* **WORK TO BE COMPLETED**:
Extract the rows below, starting at the row that contains "List every element" and ending at the last row, and copy each one word for word.

Labeled box records:
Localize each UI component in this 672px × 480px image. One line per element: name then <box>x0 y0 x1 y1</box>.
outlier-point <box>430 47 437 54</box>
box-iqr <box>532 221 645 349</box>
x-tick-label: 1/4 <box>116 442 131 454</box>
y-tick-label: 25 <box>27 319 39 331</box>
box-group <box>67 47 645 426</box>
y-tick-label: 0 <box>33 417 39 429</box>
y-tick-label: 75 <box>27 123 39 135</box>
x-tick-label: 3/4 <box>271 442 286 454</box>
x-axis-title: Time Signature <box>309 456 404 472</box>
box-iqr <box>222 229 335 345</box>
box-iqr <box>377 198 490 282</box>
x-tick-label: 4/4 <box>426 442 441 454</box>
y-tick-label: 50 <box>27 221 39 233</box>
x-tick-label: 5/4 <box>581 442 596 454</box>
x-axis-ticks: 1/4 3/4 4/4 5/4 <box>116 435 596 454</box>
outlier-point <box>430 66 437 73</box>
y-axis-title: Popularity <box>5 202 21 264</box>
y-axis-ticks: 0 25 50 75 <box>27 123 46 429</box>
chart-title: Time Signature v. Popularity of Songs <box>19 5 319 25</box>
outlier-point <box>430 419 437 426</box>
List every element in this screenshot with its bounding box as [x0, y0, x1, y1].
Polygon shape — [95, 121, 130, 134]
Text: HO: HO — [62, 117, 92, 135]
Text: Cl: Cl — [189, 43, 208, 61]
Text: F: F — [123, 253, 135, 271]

* **TASK ANSWER**:
List every element in this screenshot with its bounding box as [x0, y0, x1, y1].
Polygon shape — [95, 121, 130, 134]
Text: HO: HO — [62, 117, 92, 135]
Text: Cl: Cl — [189, 43, 208, 61]
Text: F: F — [123, 253, 135, 271]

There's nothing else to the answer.